Exercise description: Gather all lines from the material that contain "type".

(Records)

###

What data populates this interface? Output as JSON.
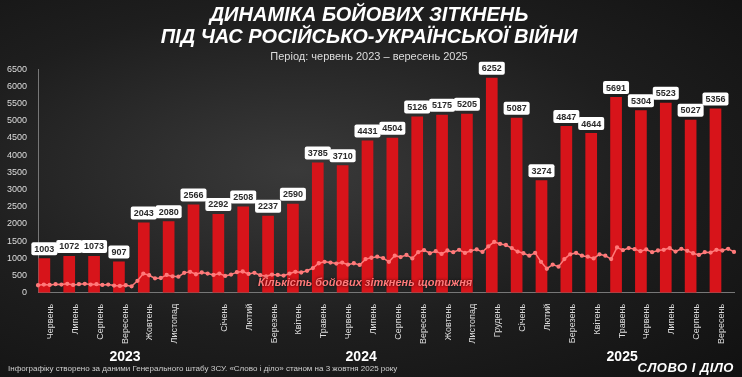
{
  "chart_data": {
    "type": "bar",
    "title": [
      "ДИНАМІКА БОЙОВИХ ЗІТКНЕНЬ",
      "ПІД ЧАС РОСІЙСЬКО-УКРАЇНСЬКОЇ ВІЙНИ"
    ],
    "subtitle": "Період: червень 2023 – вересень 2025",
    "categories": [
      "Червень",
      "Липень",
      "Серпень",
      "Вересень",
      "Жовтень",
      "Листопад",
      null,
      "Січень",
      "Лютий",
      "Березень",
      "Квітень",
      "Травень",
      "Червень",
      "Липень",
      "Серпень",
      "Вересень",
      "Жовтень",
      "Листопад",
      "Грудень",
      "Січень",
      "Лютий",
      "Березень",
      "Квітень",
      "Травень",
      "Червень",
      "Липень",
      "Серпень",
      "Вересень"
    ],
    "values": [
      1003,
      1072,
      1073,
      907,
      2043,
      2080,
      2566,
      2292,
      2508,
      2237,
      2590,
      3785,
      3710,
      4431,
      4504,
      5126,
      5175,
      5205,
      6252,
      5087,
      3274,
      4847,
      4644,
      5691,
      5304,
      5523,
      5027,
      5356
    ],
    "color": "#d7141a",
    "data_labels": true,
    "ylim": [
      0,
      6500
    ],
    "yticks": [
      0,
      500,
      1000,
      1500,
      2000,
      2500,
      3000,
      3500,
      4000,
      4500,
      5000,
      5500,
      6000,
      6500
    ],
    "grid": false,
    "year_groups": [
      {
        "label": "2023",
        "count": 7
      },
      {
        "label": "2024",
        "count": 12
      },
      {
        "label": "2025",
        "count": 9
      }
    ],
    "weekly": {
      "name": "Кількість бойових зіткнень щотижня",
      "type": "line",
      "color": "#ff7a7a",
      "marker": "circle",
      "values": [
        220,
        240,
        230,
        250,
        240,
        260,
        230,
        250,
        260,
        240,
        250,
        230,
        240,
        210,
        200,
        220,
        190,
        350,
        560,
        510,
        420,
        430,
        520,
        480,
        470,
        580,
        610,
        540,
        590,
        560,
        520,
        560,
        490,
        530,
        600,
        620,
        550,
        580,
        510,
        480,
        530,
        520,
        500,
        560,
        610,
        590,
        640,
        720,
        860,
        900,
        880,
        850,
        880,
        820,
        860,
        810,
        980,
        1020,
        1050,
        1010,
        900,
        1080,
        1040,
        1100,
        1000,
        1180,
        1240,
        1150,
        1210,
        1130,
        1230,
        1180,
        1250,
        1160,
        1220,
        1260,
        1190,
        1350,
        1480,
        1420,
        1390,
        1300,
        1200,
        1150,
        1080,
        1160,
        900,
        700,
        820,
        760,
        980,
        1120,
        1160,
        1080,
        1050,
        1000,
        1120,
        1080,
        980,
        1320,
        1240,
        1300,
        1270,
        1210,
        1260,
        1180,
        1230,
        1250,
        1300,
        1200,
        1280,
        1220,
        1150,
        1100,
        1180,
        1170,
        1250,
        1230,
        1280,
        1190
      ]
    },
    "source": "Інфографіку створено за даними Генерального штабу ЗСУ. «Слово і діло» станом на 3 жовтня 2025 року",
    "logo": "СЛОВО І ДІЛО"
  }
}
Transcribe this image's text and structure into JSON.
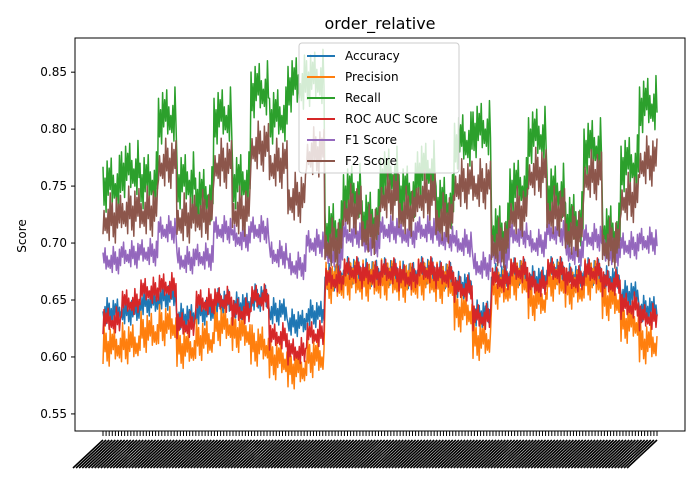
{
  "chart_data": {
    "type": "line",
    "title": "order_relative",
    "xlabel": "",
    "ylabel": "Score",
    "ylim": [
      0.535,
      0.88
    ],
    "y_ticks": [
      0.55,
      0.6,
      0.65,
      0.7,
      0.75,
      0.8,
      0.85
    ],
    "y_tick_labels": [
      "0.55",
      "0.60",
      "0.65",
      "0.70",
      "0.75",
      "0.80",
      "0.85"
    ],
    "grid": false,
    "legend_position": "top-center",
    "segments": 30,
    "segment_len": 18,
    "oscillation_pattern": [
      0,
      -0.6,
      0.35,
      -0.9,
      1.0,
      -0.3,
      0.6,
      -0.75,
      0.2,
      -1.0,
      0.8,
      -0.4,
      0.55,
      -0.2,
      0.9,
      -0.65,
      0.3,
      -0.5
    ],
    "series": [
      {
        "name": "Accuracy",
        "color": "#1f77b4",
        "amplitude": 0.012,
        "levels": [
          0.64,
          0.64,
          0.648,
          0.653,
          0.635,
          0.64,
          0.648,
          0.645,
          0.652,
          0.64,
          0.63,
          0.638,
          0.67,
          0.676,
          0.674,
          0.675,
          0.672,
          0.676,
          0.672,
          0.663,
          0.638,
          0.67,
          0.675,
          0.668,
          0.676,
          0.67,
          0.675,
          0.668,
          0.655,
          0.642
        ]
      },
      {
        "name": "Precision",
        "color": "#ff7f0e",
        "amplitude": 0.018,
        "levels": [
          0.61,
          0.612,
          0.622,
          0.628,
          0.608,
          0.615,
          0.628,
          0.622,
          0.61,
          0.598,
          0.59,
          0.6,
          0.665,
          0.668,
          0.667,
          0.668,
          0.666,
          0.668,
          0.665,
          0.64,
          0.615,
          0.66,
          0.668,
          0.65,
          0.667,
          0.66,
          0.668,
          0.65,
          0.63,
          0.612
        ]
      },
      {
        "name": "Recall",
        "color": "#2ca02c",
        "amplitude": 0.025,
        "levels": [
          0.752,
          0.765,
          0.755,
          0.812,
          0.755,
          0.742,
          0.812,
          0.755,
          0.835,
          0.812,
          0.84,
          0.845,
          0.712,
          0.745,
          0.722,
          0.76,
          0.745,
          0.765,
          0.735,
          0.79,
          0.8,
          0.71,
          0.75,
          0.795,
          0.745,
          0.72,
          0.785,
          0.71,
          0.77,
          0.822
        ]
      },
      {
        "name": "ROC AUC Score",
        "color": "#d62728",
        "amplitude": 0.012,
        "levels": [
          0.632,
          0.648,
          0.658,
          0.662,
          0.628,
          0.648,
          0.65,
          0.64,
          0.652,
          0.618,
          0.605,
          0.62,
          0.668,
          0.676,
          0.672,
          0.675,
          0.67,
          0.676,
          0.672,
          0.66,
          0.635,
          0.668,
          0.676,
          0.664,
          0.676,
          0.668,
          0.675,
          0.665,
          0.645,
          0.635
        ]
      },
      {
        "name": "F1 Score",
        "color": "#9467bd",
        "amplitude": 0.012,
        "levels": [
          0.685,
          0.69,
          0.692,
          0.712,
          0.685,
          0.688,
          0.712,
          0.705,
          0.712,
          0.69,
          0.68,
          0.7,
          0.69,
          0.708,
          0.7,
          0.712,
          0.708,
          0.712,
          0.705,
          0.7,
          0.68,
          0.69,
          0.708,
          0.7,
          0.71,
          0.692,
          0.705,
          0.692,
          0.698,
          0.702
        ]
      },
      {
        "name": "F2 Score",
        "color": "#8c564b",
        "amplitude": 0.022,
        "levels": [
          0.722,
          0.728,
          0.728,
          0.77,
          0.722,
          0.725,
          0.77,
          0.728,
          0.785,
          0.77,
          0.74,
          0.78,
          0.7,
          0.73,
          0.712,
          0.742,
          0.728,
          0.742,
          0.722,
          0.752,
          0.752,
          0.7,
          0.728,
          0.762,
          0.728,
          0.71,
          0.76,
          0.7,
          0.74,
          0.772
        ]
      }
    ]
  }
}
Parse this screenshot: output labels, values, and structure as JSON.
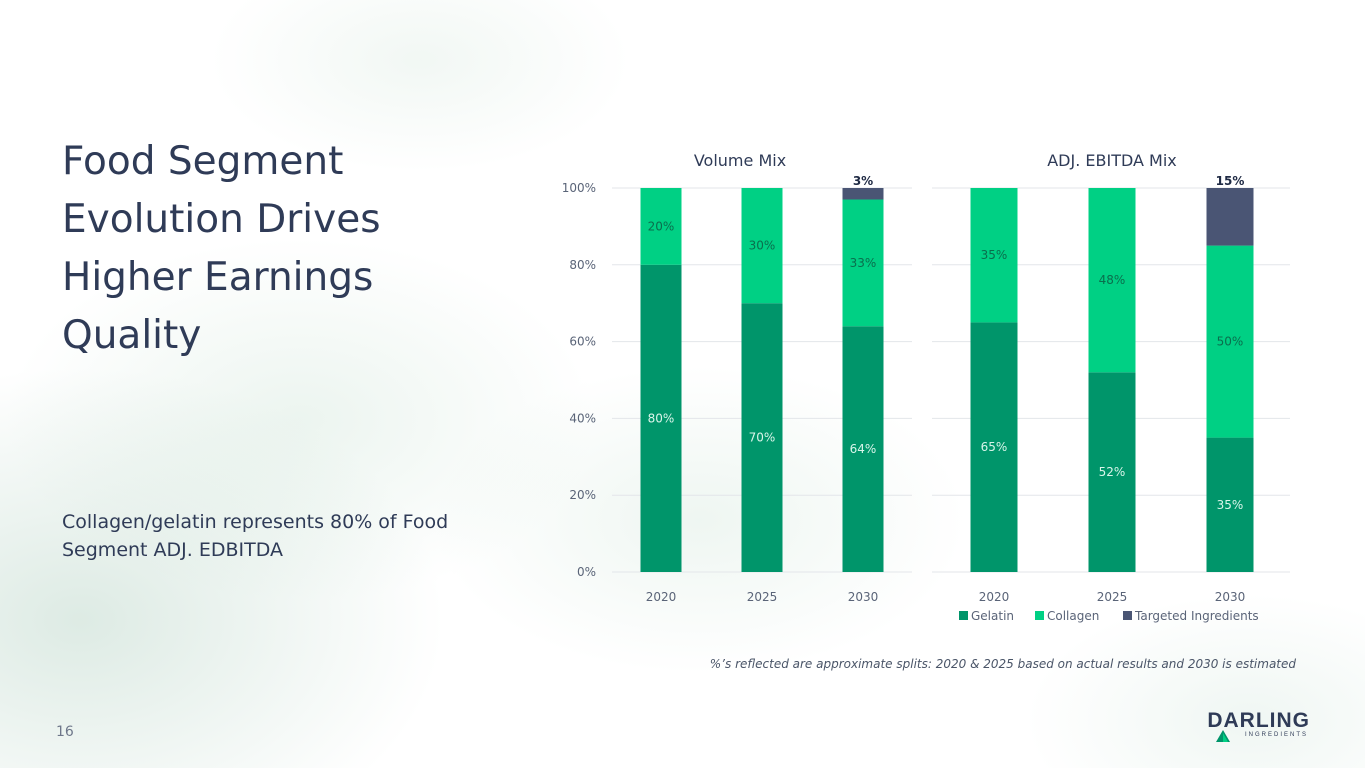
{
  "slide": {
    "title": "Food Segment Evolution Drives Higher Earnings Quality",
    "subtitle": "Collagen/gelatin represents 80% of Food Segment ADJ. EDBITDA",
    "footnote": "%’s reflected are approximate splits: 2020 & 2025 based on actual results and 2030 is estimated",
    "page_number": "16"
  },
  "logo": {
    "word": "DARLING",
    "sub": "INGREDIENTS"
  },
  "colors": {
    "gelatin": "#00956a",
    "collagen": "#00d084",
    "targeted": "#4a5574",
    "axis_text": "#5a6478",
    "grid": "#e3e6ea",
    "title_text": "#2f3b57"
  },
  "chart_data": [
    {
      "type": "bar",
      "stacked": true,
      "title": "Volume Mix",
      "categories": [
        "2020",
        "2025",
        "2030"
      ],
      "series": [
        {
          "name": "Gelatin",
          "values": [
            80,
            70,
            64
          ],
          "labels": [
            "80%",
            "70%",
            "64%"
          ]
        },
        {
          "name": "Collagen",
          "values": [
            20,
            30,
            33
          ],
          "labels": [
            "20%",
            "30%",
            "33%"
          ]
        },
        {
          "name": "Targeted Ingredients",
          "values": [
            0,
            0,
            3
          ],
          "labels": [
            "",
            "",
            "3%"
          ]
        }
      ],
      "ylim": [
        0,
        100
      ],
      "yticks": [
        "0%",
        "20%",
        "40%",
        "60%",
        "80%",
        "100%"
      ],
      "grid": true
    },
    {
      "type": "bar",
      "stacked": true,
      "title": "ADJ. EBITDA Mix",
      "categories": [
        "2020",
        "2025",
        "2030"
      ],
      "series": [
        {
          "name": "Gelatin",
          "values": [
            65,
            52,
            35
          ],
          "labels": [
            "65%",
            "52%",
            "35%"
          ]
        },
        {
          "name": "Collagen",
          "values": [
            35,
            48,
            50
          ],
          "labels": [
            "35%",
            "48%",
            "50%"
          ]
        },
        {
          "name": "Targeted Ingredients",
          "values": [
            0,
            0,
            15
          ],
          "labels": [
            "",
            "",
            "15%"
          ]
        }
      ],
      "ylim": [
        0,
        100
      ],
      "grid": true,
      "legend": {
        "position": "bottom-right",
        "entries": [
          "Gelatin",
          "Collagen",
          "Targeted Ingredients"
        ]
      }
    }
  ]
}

###

Exercise solution:
    "type": "bar",
      "type": "line",
    "type": "line",
      "type": "bar",
      "type": "bar",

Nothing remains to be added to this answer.